• Stated problem:
Find every line in the records that holds the string "text". Copy each one.

# # #

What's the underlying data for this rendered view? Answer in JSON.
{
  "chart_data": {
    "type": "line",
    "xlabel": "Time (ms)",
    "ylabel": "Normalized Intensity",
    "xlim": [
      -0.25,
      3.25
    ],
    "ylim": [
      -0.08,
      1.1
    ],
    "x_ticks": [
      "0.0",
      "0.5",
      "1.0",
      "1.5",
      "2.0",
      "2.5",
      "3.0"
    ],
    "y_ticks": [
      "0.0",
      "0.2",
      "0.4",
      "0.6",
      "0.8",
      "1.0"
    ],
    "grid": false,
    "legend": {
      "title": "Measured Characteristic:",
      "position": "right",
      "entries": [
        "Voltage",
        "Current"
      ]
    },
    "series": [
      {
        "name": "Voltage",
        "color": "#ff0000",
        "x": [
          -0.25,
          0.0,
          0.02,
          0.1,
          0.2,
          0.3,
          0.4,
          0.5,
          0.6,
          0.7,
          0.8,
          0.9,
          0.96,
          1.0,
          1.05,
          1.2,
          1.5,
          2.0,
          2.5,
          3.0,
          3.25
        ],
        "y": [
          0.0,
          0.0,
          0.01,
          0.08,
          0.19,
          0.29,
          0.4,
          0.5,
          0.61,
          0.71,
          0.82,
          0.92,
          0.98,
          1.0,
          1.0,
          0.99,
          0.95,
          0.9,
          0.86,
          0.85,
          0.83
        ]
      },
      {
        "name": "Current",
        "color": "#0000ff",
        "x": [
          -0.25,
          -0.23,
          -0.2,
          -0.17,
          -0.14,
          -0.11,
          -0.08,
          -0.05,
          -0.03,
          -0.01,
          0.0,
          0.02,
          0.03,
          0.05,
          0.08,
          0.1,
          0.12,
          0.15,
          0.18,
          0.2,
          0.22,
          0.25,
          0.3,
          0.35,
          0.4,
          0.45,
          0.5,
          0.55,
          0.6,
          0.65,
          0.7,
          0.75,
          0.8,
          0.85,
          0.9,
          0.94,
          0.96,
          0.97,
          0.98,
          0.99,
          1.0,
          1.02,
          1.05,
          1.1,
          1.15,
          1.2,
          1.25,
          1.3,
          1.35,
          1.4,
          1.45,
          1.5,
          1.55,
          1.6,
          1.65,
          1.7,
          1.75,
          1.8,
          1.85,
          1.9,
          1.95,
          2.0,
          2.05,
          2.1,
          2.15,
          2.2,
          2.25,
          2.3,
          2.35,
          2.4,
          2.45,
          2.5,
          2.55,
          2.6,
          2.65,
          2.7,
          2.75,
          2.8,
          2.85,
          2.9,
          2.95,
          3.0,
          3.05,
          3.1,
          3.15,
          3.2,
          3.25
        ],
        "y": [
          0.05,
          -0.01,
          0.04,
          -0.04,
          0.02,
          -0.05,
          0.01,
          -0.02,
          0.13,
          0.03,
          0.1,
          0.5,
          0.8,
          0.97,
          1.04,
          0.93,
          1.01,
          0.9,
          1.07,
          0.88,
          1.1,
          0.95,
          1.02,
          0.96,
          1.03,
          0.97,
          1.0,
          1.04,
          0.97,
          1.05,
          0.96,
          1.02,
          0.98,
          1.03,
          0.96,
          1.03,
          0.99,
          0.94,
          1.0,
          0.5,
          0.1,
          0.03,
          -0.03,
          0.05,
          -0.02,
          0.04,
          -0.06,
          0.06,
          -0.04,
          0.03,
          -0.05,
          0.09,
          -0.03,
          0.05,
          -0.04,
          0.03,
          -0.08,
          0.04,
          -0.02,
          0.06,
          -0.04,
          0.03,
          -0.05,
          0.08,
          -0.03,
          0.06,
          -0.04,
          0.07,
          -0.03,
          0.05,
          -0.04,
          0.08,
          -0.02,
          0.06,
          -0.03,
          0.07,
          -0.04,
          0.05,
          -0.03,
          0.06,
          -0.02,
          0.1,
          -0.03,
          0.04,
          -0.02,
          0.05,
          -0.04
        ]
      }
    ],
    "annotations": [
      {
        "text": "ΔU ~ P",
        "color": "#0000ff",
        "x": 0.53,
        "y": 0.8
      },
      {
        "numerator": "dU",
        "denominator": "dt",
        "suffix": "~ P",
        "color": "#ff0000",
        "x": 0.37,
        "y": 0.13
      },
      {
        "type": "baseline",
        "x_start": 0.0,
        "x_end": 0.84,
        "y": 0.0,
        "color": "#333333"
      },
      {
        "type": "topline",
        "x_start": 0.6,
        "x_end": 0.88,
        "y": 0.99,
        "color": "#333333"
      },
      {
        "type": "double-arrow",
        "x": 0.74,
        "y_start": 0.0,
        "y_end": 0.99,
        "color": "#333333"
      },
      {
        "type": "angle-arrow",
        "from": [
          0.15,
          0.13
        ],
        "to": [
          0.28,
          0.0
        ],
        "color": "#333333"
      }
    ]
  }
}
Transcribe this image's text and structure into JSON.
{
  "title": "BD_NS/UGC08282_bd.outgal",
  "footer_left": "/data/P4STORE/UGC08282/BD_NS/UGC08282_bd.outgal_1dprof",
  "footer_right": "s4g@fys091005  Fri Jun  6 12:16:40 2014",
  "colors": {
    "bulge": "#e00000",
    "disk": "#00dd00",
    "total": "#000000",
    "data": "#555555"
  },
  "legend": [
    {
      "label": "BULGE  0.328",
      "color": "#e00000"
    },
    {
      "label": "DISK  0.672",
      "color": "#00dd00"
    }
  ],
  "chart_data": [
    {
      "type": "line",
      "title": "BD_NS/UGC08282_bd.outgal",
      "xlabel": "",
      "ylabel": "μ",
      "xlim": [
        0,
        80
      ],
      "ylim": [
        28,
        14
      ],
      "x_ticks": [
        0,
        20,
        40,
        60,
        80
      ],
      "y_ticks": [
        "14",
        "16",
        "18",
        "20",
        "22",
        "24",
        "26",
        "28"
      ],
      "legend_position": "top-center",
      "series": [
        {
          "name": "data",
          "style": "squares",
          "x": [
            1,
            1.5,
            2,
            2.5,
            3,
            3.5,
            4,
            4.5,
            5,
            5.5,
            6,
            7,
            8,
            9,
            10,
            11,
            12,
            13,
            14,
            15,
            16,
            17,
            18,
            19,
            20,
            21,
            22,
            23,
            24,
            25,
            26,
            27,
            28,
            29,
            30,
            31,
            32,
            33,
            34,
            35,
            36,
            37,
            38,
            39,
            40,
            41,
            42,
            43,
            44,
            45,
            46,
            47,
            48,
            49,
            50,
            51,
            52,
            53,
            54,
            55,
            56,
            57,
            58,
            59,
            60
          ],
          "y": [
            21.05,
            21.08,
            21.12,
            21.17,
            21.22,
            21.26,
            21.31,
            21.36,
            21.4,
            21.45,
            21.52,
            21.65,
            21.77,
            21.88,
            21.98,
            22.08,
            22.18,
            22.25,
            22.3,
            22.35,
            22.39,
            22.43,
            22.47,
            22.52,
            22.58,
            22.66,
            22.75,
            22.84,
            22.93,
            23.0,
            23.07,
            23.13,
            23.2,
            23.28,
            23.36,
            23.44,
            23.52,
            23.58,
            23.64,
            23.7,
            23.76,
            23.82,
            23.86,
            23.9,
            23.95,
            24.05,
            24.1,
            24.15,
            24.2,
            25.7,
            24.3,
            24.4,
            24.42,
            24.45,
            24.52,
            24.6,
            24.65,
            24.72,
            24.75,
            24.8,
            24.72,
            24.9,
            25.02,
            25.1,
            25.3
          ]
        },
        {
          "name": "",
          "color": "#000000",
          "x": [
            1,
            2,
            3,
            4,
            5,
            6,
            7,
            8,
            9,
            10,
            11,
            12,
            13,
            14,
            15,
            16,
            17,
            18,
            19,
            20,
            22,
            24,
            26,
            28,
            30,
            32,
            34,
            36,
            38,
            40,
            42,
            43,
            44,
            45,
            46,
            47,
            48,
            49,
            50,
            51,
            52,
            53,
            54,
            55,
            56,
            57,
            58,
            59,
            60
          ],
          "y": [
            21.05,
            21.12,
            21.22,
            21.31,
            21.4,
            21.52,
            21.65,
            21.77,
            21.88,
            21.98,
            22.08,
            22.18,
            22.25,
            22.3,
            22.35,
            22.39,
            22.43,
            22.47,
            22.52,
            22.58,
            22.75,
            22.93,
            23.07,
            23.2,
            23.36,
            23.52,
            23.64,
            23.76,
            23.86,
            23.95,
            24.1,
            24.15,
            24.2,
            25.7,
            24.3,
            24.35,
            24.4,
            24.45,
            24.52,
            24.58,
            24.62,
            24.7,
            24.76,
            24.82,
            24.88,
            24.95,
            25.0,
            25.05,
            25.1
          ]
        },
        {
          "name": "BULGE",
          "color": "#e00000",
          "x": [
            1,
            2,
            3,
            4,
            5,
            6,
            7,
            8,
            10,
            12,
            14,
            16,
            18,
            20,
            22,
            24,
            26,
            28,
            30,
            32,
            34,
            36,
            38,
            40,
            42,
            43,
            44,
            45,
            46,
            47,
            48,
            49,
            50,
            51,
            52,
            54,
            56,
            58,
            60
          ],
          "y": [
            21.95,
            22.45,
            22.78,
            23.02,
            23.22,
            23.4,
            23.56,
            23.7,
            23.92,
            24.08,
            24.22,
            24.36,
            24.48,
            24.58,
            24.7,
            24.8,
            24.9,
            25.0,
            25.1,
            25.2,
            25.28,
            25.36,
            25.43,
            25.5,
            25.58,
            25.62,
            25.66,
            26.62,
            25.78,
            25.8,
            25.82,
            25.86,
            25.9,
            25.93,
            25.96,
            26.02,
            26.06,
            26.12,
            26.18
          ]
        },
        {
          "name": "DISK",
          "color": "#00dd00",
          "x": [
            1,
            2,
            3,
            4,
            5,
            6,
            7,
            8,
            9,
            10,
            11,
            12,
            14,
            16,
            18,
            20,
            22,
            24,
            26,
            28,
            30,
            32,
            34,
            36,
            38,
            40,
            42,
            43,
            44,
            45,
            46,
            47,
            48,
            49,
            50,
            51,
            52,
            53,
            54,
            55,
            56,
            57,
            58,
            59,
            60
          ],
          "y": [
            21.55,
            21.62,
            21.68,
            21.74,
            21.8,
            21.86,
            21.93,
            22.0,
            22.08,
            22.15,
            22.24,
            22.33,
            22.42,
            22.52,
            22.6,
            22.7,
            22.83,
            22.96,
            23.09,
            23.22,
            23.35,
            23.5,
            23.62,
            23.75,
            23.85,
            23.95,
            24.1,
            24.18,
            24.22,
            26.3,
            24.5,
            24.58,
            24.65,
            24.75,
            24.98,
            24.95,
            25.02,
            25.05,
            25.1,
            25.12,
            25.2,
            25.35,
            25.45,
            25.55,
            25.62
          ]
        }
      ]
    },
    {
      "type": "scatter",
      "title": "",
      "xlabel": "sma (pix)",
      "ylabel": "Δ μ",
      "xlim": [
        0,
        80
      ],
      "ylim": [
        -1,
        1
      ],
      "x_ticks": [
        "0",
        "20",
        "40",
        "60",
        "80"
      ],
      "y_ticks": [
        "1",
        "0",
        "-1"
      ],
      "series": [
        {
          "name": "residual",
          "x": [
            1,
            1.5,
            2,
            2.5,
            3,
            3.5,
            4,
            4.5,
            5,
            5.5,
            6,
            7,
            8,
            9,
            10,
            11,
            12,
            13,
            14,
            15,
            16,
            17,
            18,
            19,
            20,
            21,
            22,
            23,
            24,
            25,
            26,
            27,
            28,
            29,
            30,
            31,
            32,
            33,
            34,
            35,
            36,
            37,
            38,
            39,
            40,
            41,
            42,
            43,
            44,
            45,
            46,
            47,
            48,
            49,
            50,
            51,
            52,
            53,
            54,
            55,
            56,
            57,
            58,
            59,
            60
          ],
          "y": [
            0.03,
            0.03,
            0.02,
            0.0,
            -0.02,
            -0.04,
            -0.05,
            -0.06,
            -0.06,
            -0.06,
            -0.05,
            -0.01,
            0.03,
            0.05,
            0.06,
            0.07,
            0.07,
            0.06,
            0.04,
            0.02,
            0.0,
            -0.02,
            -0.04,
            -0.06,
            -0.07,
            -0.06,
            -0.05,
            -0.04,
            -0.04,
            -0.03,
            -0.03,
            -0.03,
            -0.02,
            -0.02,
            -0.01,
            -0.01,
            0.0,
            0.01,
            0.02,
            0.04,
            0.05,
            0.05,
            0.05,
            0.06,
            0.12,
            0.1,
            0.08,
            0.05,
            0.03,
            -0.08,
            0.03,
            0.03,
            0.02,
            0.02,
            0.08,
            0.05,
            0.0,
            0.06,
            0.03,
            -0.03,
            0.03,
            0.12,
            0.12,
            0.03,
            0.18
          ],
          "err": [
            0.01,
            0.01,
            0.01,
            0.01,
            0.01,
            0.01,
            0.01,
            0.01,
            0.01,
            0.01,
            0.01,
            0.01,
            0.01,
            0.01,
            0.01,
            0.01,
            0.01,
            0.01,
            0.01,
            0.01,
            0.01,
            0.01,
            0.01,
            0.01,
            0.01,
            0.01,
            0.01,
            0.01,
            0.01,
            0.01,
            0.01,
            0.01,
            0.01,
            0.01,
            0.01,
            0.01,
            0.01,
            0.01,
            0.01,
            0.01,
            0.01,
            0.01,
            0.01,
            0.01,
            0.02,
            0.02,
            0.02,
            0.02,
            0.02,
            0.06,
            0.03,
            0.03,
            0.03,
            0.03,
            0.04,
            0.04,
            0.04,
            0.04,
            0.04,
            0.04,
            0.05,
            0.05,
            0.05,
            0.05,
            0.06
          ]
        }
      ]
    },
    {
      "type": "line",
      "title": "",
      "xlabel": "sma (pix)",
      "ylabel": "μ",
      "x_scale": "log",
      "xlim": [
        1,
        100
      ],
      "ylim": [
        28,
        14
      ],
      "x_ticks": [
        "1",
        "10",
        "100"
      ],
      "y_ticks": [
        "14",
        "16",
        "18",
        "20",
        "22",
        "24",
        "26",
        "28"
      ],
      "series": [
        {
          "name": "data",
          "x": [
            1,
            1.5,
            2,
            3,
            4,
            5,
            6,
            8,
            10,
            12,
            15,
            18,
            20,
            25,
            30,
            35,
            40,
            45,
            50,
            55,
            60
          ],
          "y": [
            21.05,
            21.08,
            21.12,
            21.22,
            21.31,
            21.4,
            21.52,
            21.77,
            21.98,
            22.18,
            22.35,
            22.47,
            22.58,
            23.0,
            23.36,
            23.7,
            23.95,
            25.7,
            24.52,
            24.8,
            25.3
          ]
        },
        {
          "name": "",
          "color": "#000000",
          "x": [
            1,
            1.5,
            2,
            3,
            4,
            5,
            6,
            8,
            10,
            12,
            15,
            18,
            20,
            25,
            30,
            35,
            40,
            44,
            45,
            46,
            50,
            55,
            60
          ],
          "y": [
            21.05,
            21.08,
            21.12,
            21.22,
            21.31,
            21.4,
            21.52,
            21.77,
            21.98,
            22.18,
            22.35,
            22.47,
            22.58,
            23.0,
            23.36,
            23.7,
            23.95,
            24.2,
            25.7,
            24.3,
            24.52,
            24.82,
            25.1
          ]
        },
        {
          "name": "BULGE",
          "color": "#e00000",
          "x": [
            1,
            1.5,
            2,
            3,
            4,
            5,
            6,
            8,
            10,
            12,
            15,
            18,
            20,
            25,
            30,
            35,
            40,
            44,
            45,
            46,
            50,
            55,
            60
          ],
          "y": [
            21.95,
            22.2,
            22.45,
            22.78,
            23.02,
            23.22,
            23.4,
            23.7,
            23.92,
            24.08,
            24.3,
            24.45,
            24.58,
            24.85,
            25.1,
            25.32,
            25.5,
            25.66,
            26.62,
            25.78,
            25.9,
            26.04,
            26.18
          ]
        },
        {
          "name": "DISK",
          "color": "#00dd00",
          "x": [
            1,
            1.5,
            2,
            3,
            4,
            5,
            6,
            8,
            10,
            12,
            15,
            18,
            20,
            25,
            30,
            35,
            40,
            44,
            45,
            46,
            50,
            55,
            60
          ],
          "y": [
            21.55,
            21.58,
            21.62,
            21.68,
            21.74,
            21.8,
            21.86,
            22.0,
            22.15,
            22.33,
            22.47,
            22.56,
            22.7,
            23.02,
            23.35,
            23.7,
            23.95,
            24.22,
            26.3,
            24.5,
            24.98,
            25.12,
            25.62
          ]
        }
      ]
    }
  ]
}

# # #

• Correct result:
        "text": "ΔU ~ P",
Transcribe this image's text and structure into JSON.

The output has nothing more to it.